Exercise material
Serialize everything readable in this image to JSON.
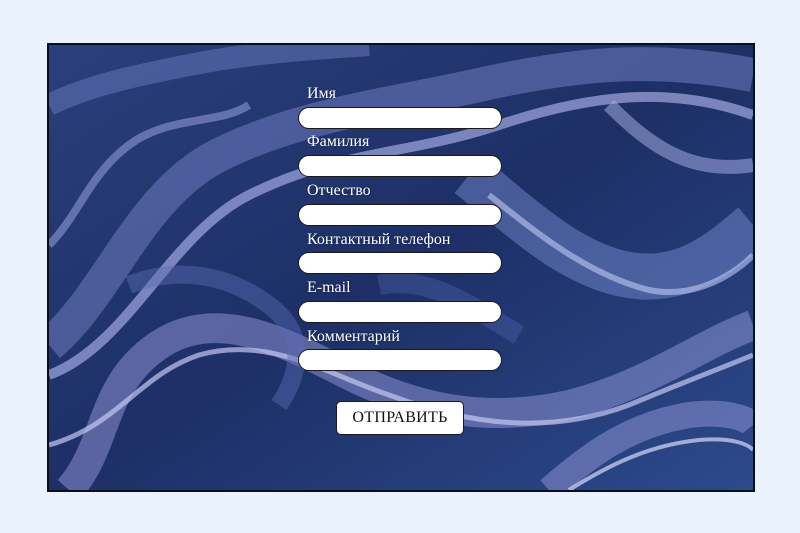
{
  "colors": {
    "page_background": "#eaf3fb",
    "swirl_dark": "#1b2d5e",
    "swirl_mid": "#3e5a9c",
    "swirl_light": "#8a90d0",
    "swirl_highlight": "#c6c8f0",
    "label_text": "#ffffff",
    "input_background": "#ffffff"
  },
  "background": {
    "description_icon": "marble-swirl-pattern"
  },
  "form": {
    "fields": [
      {
        "label": "Имя",
        "value": "",
        "placeholder": ""
      },
      {
        "label": "Фамилия",
        "value": "",
        "placeholder": ""
      },
      {
        "label": "Отчество",
        "value": "",
        "placeholder": ""
      },
      {
        "label": "Контактный телефон",
        "value": "",
        "placeholder": ""
      },
      {
        "label": "E-mail",
        "value": "",
        "placeholder": ""
      },
      {
        "label": "Комментарий",
        "value": "",
        "placeholder": ""
      }
    ],
    "submit_label": "ОТПРАВИТЬ"
  }
}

Written problem
Copy out the data above exactly, except the pictures.

Result of this exercise
Serialize everything readable in this image to JSON.
{
  "colors": {
    "page_background": "#eaf3fb",
    "swirl_dark": "#1b2d5e",
    "swirl_mid": "#3e5a9c",
    "swirl_light": "#8a90d0",
    "swirl_highlight": "#c6c8f0",
    "label_text": "#ffffff",
    "input_background": "#ffffff"
  },
  "background": {
    "description_icon": "marble-swirl-pattern"
  },
  "form": {
    "fields": [
      {
        "label": "Имя",
        "value": "",
        "placeholder": ""
      },
      {
        "label": "Фамилия",
        "value": "",
        "placeholder": ""
      },
      {
        "label": "Отчество",
        "value": "",
        "placeholder": ""
      },
      {
        "label": "Контактный телефон",
        "value": "",
        "placeholder": ""
      },
      {
        "label": "E-mail",
        "value": "",
        "placeholder": ""
      },
      {
        "label": "Комментарий",
        "value": "",
        "placeholder": ""
      }
    ],
    "submit_label": "ОТПРАВИТЬ"
  }
}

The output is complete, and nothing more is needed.